■ **Direction**: The records below must be copied in full; omit the images.

---------- Excerpted records ----------

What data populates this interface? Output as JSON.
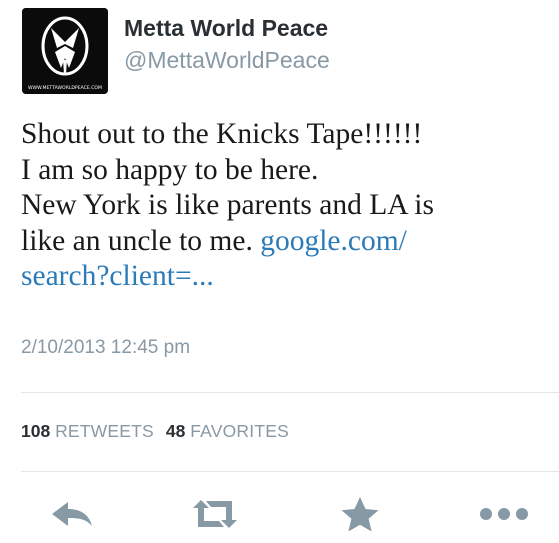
{
  "user": {
    "display_name": "Metta World Peace",
    "handle": "@MettaWorldPeace",
    "avatar_caption": "WWW.METTAWORLDPEACE.COM"
  },
  "tweet": {
    "lines": [
      "Shout out to the Knicks Tape!!!!!!",
      "I am so happy to be here.",
      "New York is like parents and LA is",
      "like an uncle to me. "
    ],
    "link_line1": "google.com/",
    "link_line2": "search?client=...",
    "timestamp": "2/10/2013 12:45 pm"
  },
  "stats": {
    "retweets_count": "108",
    "retweets_label": "RETWEETS",
    "favorites_count": "48",
    "favorites_label": "FAVORITES"
  },
  "actions": {
    "icons": [
      "reply-icon",
      "retweet-icon",
      "favorite-icon",
      "more-icon"
    ]
  },
  "colors": {
    "link": "#2b7bb9",
    "muted": "#8899a6",
    "icon": "#8899a6",
    "divider": "#e1e8ed"
  }
}
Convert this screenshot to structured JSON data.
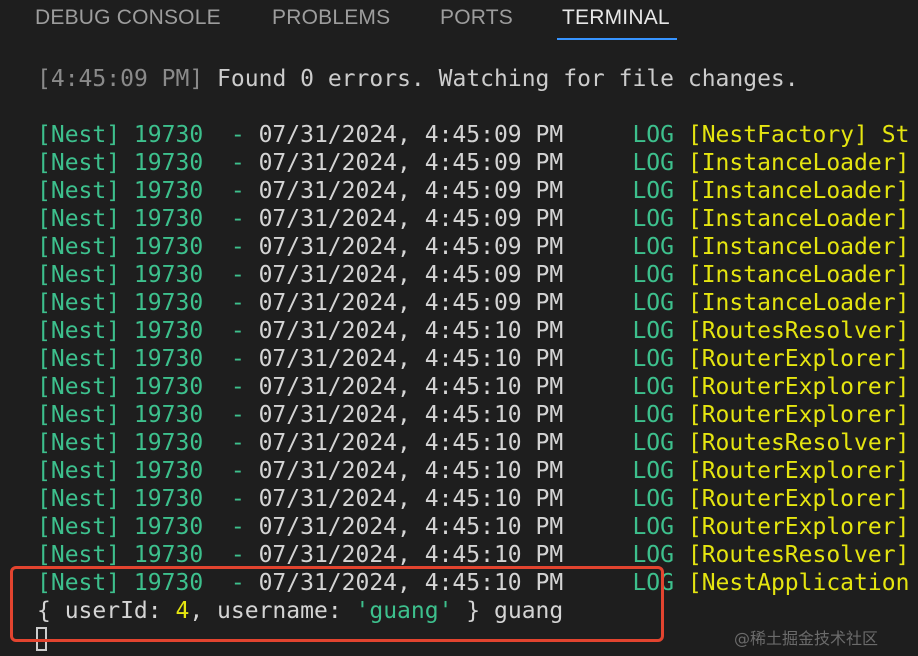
{
  "tabs": {
    "debug_console": "DEBUG CONSOLE",
    "problems": "PROBLEMS",
    "ports": "PORTS",
    "terminal": "TERMINAL"
  },
  "terminal": {
    "watch_line": {
      "time_open": "[",
      "time": "4:45:09 PM",
      "time_close": "]",
      "message": " Found 0 errors. Watching for file changes."
    },
    "log_lines": [
      {
        "prefix": "[Nest] 19730  - ",
        "datetime": "07/31/2024, 4:45:09 PM",
        "level": "LOG",
        "context": "[NestFactory] St"
      },
      {
        "prefix": "[Nest] 19730  - ",
        "datetime": "07/31/2024, 4:45:09 PM",
        "level": "LOG",
        "context": "[InstanceLoader]"
      },
      {
        "prefix": "[Nest] 19730  - ",
        "datetime": "07/31/2024, 4:45:09 PM",
        "level": "LOG",
        "context": "[InstanceLoader]"
      },
      {
        "prefix": "[Nest] 19730  - ",
        "datetime": "07/31/2024, 4:45:09 PM",
        "level": "LOG",
        "context": "[InstanceLoader]"
      },
      {
        "prefix": "[Nest] 19730  - ",
        "datetime": "07/31/2024, 4:45:09 PM",
        "level": "LOG",
        "context": "[InstanceLoader]"
      },
      {
        "prefix": "[Nest] 19730  - ",
        "datetime": "07/31/2024, 4:45:09 PM",
        "level": "LOG",
        "context": "[InstanceLoader]"
      },
      {
        "prefix": "[Nest] 19730  - ",
        "datetime": "07/31/2024, 4:45:09 PM",
        "level": "LOG",
        "context": "[InstanceLoader]"
      },
      {
        "prefix": "[Nest] 19730  - ",
        "datetime": "07/31/2024, 4:45:10 PM",
        "level": "LOG",
        "context": "[RoutesResolver]"
      },
      {
        "prefix": "[Nest] 19730  - ",
        "datetime": "07/31/2024, 4:45:10 PM",
        "level": "LOG",
        "context": "[RouterExplorer]"
      },
      {
        "prefix": "[Nest] 19730  - ",
        "datetime": "07/31/2024, 4:45:10 PM",
        "level": "LOG",
        "context": "[RouterExplorer]"
      },
      {
        "prefix": "[Nest] 19730  - ",
        "datetime": "07/31/2024, 4:45:10 PM",
        "level": "LOG",
        "context": "[RouterExplorer]"
      },
      {
        "prefix": "[Nest] 19730  - ",
        "datetime": "07/31/2024, 4:45:10 PM",
        "level": "LOG",
        "context": "[RoutesResolver]"
      },
      {
        "prefix": "[Nest] 19730  - ",
        "datetime": "07/31/2024, 4:45:10 PM",
        "level": "LOG",
        "context": "[RouterExplorer]"
      },
      {
        "prefix": "[Nest] 19730  - ",
        "datetime": "07/31/2024, 4:45:10 PM",
        "level": "LOG",
        "context": "[RouterExplorer]"
      },
      {
        "prefix": "[Nest] 19730  - ",
        "datetime": "07/31/2024, 4:45:10 PM",
        "level": "LOG",
        "context": "[RouterExplorer]"
      },
      {
        "prefix": "[Nest] 19730  - ",
        "datetime": "07/31/2024, 4:45:10 PM",
        "level": "LOG",
        "context": "[RoutesResolver]"
      },
      {
        "prefix": "[Nest] 19730  - ",
        "datetime": "07/31/2024, 4:45:10 PM",
        "level": "LOG",
        "context": "[NestApplication"
      }
    ],
    "output_line": {
      "open": "{ userId: ",
      "user_id": "4",
      "mid": ", username: ",
      "username": "'guang'",
      "close": " } guang"
    }
  },
  "watermark": "@稀土掘金技术社区",
  "colors": {
    "background": "#1e1e1e",
    "tab_active_underline": "#3794ff",
    "log_green": "#3dc08d",
    "context_yellow": "#e5e510",
    "highlight_box": "#e2442f"
  }
}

----------

■ **Answer in full**:
What data populates this interface? Output as JSON.
{
  "user": {
    "display_name": "Metta World Peace",
    "handle": "@MettaWorldPeace",
    "avatar_caption": "WWW.METTAWORLDPEACE.COM"
  },
  "tweet": {
    "lines": [
      "Shout out to the Knicks Tape!!!!!!",
      "I am so happy to be here.",
      "New York is like parents and LA is",
      "like an uncle to me. "
    ],
    "link_line1": "google.com/",
    "link_line2": "search?client=...",
    "timestamp": "2/10/2013 12:45 pm"
  },
  "stats": {
    "retweets_count": "108",
    "retweets_label": "RETWEETS",
    "favorites_count": "48",
    "favorites_label": "FAVORITES"
  },
  "actions": {
    "icons": [
      "reply-icon",
      "retweet-icon",
      "favorite-icon",
      "more-icon"
    ]
  },
  "colors": {
    "link": "#2b7bb9",
    "muted": "#8899a6",
    "icon": "#8899a6",
    "divider": "#e1e8ed"
  }
}
Convert this screenshot to structured JSON data.
{
  "tabs": {
    "debug_console": "DEBUG CONSOLE",
    "problems": "PROBLEMS",
    "ports": "PORTS",
    "terminal": "TERMINAL"
  },
  "terminal": {
    "watch_line": {
      "time_open": "[",
      "time": "4:45:09 PM",
      "time_close": "]",
      "message": " Found 0 errors. Watching for file changes."
    },
    "log_lines": [
      {
        "prefix": "[Nest] 19730  - ",
        "datetime": "07/31/2024, 4:45:09 PM",
        "level": "LOG",
        "context": "[NestFactory] St"
      },
      {
        "prefix": "[Nest] 19730  - ",
        "datetime": "07/31/2024, 4:45:09 PM",
        "level": "LOG",
        "context": "[InstanceLoader]"
      },
      {
        "prefix": "[Nest] 19730  - ",
        "datetime": "07/31/2024, 4:45:09 PM",
        "level": "LOG",
        "context": "[InstanceLoader]"
      },
      {
        "prefix": "[Nest] 19730  - ",
        "datetime": "07/31/2024, 4:45:09 PM",
        "level": "LOG",
        "context": "[InstanceLoader]"
      },
      {
        "prefix": "[Nest] 19730  - ",
        "datetime": "07/31/2024, 4:45:09 PM",
        "level": "LOG",
        "context": "[InstanceLoader]"
      },
      {
        "prefix": "[Nest] 19730  - ",
        "datetime": "07/31/2024, 4:45:09 PM",
        "level": "LOG",
        "context": "[InstanceLoader]"
      },
      {
        "prefix": "[Nest] 19730  - ",
        "datetime": "07/31/2024, 4:45:09 PM",
        "level": "LOG",
        "context": "[InstanceLoader]"
      },
      {
        "prefix": "[Nest] 19730  - ",
        "datetime": "07/31/2024, 4:45:10 PM",
        "level": "LOG",
        "context": "[RoutesResolver]"
      },
      {
        "prefix": "[Nest] 19730  - ",
        "datetime": "07/31/2024, 4:45:10 PM",
        "level": "LOG",
        "context": "[RouterExplorer]"
      },
      {
        "prefix": "[Nest] 19730  - ",
        "datetime": "07/31/2024, 4:45:10 PM",
        "level": "LOG",
        "context": "[RouterExplorer]"
      },
      {
        "prefix": "[Nest] 19730  - ",
        "datetime": "07/31/2024, 4:45:10 PM",
        "level": "LOG",
        "context": "[RouterExplorer]"
      },
      {
        "prefix": "[Nest] 19730  - ",
        "datetime": "07/31/2024, 4:45:10 PM",
        "level": "LOG",
        "context": "[RoutesResolver]"
      },
      {
        "prefix": "[Nest] 19730  - ",
        "datetime": "07/31/2024, 4:45:10 PM",
        "level": "LOG",
        "context": "[RouterExplorer]"
      },
      {
        "prefix": "[Nest] 19730  - ",
        "datetime": "07/31/2024, 4:45:10 PM",
        "level": "LOG",
        "context": "[RouterExplorer]"
      },
      {
        "prefix": "[Nest] 19730  - ",
        "datetime": "07/31/2024, 4:45:10 PM",
        "level": "LOG",
        "context": "[RouterExplorer]"
      },
      {
        "prefix": "[Nest] 19730  - ",
        "datetime": "07/31/2024, 4:45:10 PM",
        "level": "LOG",
        "context": "[RoutesResolver]"
      },
      {
        "prefix": "[Nest] 19730  - ",
        "datetime": "07/31/2024, 4:45:10 PM",
        "level": "LOG",
        "context": "[NestApplication"
      }
    ],
    "output_line": {
      "open": "{ userId: ",
      "user_id": "4",
      "mid": ", username: ",
      "username": "'guang'",
      "close": " } guang"
    }
  },
  "watermark": "@稀土掘金技术社区",
  "colors": {
    "background": "#1e1e1e",
    "tab_active_underline": "#3794ff",
    "log_green": "#3dc08d",
    "context_yellow": "#e5e510",
    "highlight_box": "#e2442f"
  }
}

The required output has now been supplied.